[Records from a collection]
▼
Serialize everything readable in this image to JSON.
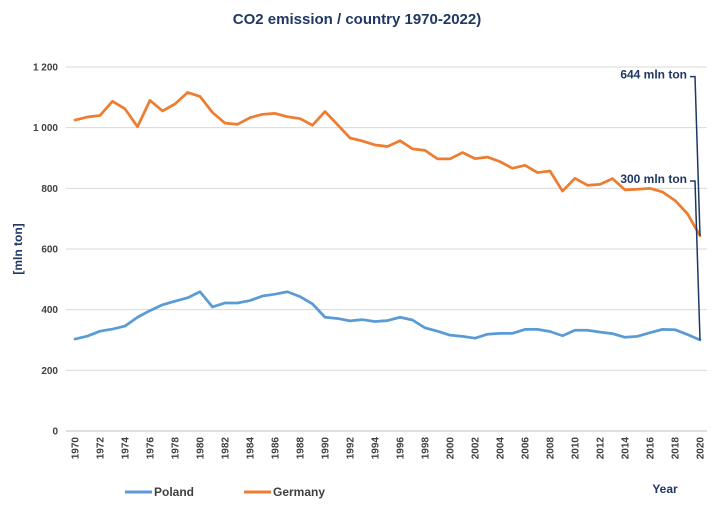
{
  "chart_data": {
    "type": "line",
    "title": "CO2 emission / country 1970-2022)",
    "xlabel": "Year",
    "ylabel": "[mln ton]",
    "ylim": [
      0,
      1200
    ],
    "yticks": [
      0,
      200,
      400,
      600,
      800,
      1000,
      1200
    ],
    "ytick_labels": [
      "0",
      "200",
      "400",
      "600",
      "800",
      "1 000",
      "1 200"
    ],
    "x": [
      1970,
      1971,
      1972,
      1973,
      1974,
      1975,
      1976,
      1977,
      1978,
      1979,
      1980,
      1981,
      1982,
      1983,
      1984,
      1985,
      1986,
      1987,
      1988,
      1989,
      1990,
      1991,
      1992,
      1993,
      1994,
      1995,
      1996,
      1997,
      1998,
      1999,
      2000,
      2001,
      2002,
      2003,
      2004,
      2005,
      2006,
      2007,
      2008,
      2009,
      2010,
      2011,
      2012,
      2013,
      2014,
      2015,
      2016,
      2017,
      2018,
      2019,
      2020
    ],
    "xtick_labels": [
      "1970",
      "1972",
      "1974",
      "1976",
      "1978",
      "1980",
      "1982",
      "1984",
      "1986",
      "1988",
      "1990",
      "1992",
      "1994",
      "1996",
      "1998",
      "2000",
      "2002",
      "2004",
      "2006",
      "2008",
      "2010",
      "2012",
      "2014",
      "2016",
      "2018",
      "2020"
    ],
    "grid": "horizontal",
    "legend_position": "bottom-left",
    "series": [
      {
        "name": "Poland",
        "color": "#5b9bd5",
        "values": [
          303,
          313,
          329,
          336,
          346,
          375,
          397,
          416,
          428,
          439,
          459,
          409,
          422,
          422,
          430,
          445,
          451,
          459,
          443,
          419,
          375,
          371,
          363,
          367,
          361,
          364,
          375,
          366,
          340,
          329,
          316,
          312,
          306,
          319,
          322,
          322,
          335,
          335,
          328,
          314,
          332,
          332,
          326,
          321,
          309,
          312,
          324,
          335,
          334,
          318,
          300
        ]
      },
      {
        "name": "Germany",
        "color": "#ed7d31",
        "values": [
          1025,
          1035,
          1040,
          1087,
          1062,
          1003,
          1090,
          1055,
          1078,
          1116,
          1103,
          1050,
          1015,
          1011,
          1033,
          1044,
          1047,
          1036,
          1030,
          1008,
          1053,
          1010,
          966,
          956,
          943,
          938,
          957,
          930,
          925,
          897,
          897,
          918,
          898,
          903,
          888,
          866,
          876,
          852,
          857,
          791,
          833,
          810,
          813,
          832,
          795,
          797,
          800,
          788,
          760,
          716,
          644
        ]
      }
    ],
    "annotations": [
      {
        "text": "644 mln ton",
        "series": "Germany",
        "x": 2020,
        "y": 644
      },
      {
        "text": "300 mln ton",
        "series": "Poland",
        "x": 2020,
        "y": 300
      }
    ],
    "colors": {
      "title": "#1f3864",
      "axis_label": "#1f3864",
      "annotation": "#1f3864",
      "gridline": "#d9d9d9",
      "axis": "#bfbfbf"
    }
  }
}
▲
> _Exercise requirements_
Every line of the records that includes the word "title" should be gathered.

> _Solution_
    "title": "CO2 emission / country 1970-2022)",
      "title": "#1f3864",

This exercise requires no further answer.